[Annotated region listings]
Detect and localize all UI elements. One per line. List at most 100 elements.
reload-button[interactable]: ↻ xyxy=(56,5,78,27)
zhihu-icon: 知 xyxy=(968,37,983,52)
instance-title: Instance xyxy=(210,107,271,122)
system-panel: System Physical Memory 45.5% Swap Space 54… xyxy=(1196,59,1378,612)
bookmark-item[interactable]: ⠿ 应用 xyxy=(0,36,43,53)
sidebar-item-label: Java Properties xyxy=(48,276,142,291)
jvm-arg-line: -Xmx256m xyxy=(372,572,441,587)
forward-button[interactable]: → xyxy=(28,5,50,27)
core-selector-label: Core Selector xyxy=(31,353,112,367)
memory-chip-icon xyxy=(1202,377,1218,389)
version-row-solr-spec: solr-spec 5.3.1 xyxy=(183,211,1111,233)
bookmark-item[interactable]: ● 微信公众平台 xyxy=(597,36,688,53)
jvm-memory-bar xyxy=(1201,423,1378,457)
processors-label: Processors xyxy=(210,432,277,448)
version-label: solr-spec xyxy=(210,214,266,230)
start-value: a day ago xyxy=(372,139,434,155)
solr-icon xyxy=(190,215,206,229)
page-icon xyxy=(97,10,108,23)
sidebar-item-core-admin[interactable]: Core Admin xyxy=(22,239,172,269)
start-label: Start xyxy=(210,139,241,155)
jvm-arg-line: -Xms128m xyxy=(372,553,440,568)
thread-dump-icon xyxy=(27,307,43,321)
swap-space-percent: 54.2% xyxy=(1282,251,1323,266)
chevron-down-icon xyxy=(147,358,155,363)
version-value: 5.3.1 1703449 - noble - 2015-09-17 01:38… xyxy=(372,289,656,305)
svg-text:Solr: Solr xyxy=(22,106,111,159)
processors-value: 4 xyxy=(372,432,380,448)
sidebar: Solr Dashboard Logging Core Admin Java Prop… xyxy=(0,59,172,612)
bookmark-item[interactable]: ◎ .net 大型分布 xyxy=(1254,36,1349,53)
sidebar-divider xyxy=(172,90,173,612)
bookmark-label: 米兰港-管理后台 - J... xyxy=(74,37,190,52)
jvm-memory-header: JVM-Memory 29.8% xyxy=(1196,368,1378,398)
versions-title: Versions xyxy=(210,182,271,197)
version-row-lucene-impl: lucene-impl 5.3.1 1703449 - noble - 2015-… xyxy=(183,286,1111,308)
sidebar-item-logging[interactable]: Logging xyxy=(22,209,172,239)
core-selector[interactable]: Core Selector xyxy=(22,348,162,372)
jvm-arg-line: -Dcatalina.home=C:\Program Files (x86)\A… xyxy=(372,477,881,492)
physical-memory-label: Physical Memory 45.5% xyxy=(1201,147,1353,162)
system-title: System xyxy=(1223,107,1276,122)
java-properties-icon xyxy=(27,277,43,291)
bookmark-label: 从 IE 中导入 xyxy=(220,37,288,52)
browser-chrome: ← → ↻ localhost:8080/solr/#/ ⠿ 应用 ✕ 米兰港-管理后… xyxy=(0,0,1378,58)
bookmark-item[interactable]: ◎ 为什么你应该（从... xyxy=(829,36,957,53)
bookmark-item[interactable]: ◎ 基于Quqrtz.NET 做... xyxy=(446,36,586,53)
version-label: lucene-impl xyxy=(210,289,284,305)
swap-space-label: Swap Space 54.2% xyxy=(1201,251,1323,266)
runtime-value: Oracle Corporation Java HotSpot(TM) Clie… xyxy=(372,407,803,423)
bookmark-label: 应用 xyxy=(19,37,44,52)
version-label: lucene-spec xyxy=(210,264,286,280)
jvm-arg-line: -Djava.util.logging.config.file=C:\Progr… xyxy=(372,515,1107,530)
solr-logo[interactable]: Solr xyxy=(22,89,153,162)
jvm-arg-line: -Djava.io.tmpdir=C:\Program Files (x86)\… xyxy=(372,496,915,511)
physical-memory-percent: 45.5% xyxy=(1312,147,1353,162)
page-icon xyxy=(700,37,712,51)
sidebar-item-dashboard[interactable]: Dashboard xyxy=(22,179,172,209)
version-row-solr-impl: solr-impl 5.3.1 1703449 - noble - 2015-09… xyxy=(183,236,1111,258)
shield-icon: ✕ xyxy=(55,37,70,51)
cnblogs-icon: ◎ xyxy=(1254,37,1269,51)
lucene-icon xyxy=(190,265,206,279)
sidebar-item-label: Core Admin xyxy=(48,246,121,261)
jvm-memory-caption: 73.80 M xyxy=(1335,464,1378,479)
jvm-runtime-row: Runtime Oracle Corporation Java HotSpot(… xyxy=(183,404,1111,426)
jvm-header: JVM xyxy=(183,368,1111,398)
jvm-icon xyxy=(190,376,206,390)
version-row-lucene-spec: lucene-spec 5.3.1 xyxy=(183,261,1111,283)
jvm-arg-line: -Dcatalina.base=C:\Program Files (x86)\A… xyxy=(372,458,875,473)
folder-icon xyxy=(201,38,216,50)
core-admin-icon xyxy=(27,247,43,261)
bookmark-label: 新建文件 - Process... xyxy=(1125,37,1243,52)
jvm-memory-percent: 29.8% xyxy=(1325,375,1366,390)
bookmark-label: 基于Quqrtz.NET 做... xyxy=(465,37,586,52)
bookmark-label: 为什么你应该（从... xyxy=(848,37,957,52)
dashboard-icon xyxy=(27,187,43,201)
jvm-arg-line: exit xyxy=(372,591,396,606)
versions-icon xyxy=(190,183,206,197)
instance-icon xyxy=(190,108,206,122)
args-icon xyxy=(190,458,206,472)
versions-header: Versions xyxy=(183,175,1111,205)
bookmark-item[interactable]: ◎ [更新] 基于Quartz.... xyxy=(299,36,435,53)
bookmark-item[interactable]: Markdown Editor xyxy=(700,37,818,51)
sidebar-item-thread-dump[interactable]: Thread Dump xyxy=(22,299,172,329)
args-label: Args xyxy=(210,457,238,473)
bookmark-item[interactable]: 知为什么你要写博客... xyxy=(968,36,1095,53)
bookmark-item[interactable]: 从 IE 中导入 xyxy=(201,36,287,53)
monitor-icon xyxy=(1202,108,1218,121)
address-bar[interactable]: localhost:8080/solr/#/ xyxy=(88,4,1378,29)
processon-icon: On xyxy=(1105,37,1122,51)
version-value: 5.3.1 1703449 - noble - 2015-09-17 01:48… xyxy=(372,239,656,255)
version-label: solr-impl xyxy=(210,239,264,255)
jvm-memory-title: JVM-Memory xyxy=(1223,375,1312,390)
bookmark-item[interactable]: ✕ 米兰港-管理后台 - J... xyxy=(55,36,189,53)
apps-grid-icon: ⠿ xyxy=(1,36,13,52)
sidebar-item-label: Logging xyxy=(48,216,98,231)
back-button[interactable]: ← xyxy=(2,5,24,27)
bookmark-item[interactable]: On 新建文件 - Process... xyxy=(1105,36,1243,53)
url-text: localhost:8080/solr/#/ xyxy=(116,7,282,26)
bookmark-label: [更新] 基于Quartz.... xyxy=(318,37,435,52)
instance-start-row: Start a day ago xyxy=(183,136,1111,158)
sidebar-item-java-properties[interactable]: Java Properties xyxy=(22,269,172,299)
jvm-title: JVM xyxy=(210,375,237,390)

=== Description of the task ===
Rewrite the data from the beginning through the line containing "page-icon xyxy=(97,10,108,23)", putting "bookmark-link" in place of "bookmark-item" and keeping everything else the same.

=== Written response ===
Detect and localize all UI elements. One per line. List at most 100 elements.
reload-button[interactable]: ↻ xyxy=(56,5,78,27)
zhihu-icon: 知 xyxy=(968,37,983,52)
instance-title: Instance xyxy=(210,107,271,122)
system-panel: System Physical Memory 45.5% Swap Space 54… xyxy=(1196,59,1378,612)
bookmark-link[interactable]: ⠿ 应用 xyxy=(0,36,43,53)
sidebar-item-label: Java Properties xyxy=(48,276,142,291)
jvm-arg-line: -Xmx256m xyxy=(372,572,441,587)
forward-button[interactable]: → xyxy=(28,5,50,27)
core-selector-label: Core Selector xyxy=(31,353,112,367)
memory-chip-icon xyxy=(1202,377,1218,389)
version-row-solr-spec: solr-spec 5.3.1 xyxy=(183,211,1111,233)
bookmark-link[interactable]: ● 微信公众平台 xyxy=(597,36,688,53)
jvm-memory-bar xyxy=(1201,423,1378,457)
processors-label: Processors xyxy=(210,432,277,448)
version-label: solr-spec xyxy=(210,214,266,230)
start-value: a day ago xyxy=(372,139,434,155)
solr-icon xyxy=(190,215,206,229)
page-icon xyxy=(97,10,108,23)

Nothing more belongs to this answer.